** begin **

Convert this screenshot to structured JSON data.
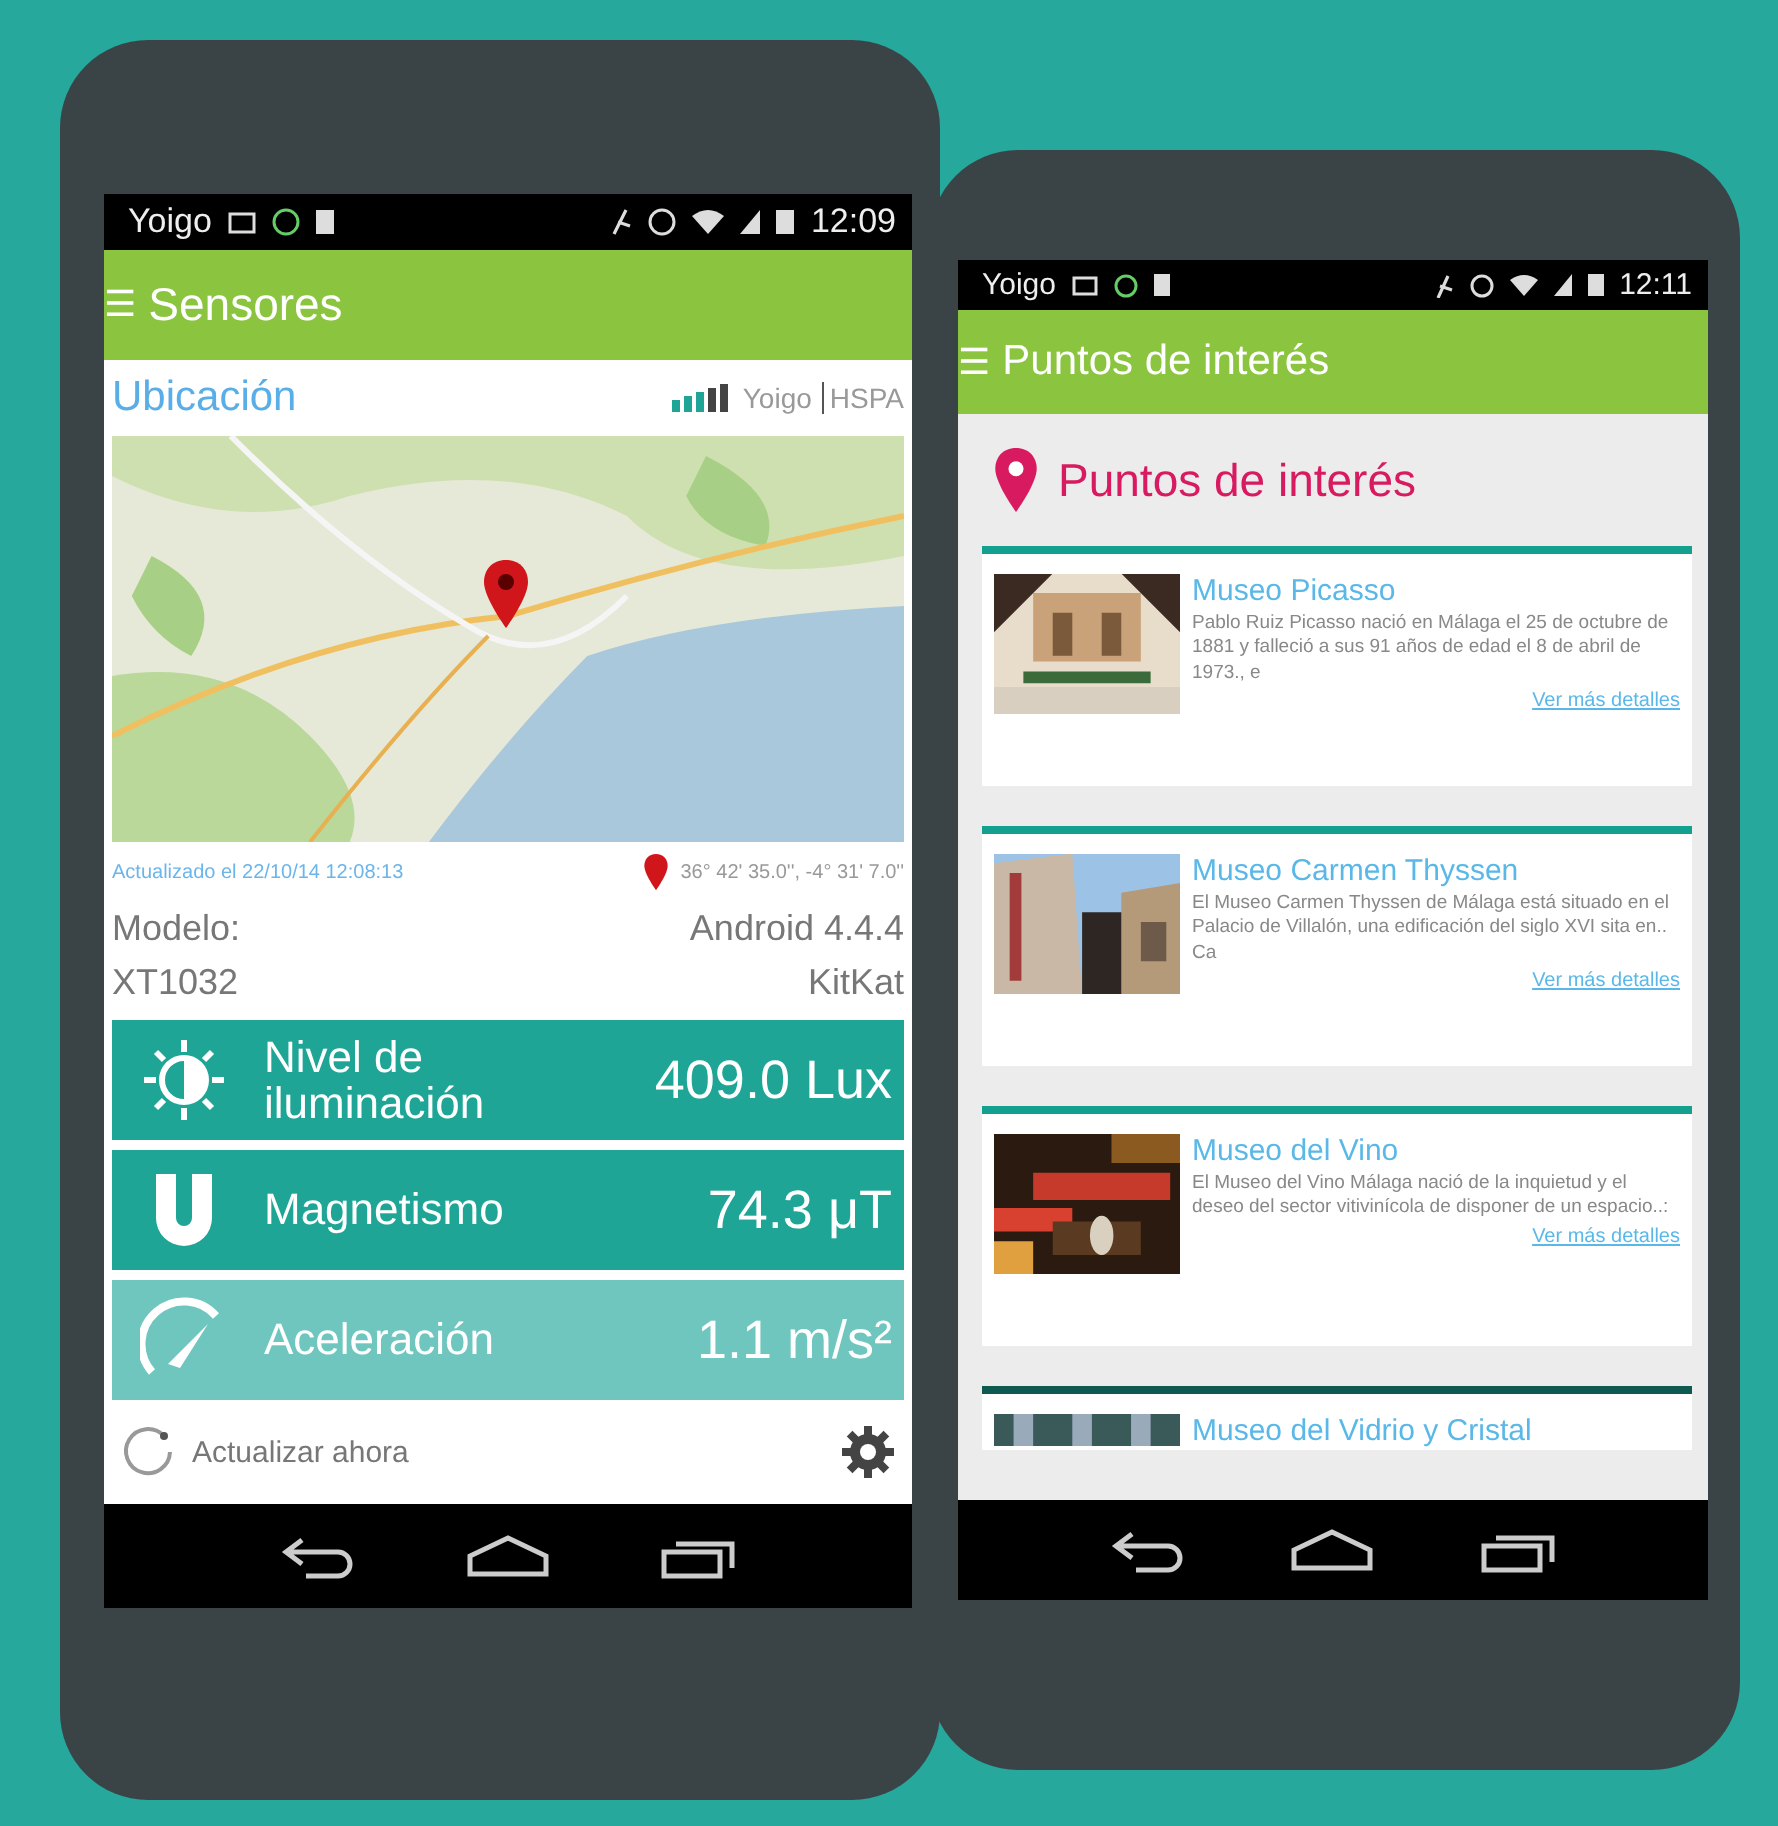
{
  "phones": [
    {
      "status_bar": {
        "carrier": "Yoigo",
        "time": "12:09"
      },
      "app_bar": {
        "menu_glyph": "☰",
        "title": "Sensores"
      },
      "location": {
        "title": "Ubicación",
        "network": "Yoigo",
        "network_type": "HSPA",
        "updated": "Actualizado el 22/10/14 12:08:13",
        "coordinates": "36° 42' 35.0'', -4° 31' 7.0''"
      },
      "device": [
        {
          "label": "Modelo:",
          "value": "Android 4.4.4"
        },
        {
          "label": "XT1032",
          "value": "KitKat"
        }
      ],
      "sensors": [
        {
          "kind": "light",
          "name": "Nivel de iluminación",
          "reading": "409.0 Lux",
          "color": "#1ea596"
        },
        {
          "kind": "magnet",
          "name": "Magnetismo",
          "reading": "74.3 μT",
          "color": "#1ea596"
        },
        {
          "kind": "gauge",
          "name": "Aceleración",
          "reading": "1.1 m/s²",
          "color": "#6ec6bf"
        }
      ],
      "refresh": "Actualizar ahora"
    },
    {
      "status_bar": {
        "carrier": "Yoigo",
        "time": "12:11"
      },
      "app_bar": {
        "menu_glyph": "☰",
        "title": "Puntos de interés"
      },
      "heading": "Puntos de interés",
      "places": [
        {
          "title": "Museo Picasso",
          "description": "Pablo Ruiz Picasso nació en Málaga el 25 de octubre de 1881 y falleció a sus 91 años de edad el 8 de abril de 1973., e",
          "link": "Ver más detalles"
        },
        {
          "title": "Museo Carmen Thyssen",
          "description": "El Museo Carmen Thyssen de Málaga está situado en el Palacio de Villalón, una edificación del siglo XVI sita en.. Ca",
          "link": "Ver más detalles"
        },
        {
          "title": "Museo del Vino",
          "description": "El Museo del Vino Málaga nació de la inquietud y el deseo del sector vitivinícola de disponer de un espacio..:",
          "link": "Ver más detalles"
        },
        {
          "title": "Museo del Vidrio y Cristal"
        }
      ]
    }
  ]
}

** end **
** begin **

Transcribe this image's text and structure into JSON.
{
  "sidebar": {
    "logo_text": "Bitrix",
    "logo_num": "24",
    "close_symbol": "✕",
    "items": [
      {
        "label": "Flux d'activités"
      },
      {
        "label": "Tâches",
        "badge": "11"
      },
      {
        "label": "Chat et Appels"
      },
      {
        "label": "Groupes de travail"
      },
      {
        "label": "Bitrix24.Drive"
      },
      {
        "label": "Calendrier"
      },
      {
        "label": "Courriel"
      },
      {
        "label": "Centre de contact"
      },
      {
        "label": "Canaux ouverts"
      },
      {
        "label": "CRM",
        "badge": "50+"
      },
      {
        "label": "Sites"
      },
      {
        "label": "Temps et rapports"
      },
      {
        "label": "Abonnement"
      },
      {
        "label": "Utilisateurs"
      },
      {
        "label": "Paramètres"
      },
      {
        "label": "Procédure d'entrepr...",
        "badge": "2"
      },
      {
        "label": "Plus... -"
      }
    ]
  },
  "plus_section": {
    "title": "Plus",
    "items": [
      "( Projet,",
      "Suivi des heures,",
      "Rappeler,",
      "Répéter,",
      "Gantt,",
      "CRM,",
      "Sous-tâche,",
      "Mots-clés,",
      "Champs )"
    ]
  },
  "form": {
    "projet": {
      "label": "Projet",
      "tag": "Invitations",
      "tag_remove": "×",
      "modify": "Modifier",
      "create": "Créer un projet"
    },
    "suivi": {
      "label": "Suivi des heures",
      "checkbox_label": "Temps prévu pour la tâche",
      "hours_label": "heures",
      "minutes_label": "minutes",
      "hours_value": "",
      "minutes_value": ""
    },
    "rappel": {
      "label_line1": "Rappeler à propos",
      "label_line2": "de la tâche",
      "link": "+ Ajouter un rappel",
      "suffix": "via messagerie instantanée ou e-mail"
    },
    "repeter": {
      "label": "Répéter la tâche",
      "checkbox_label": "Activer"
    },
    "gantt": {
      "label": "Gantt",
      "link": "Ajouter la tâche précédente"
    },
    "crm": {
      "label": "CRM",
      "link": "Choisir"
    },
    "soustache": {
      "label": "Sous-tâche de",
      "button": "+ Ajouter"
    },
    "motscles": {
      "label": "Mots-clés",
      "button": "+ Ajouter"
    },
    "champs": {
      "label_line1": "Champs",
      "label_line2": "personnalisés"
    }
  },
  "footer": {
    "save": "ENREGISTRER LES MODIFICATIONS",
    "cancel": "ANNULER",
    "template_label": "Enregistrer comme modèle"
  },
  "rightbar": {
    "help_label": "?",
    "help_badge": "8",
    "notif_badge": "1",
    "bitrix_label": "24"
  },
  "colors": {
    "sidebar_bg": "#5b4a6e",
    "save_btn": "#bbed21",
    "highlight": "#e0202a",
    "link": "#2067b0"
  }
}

** end **
** begin **

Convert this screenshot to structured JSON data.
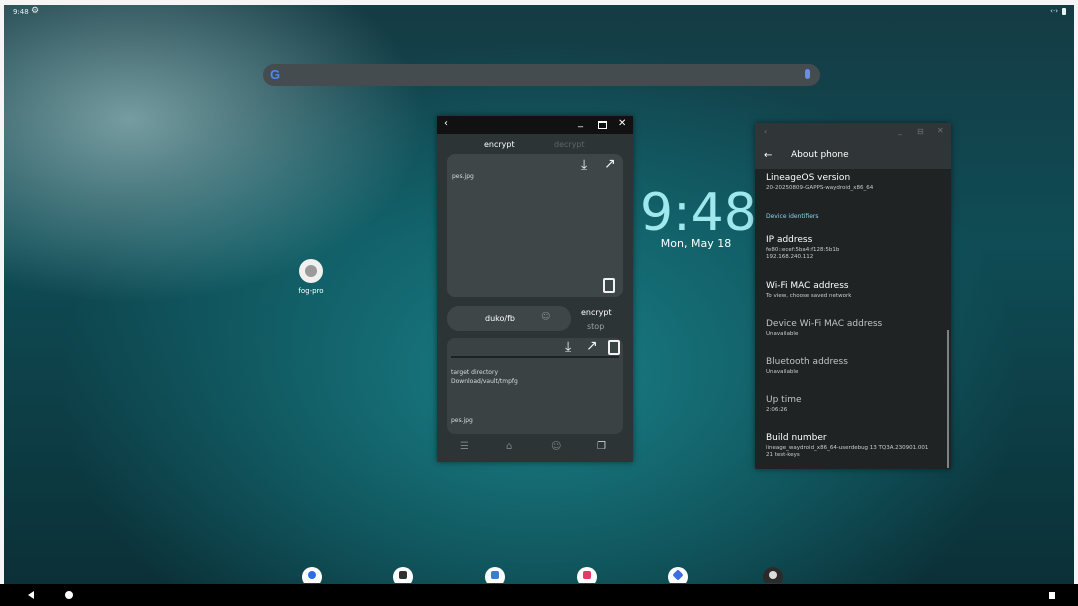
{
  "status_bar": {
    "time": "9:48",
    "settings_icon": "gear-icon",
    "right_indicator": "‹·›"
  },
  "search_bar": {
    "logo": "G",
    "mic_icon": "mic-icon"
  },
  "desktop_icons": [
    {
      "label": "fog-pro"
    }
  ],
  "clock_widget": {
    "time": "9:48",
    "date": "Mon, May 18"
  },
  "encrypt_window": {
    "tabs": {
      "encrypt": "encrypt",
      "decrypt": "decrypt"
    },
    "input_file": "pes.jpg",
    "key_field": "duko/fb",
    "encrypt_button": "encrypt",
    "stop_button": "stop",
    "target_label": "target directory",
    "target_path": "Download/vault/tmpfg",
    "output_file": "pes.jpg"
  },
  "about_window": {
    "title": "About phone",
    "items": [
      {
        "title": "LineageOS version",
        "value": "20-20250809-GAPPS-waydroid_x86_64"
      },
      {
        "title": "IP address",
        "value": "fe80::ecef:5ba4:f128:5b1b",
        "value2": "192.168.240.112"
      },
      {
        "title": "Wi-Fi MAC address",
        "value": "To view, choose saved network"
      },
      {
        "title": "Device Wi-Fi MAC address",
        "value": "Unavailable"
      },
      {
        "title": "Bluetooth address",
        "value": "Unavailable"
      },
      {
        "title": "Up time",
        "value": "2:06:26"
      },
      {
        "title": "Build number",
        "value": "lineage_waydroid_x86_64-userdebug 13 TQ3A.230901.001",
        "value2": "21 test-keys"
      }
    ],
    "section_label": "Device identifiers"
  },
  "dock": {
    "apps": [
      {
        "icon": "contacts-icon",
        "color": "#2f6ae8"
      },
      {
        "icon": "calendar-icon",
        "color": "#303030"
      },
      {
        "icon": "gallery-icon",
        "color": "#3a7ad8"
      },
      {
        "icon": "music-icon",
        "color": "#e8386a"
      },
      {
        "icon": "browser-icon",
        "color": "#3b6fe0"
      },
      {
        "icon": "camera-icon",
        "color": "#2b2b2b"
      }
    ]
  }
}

** end **

■ **Problem description**
Lines of the material that contain the word "time" are to be gathered.

■ **Answer for the task**
        "time": "12:09"
        "time": "12:11"
    "time": "9:48",
    "time": "9:48",
        "title": "Up time",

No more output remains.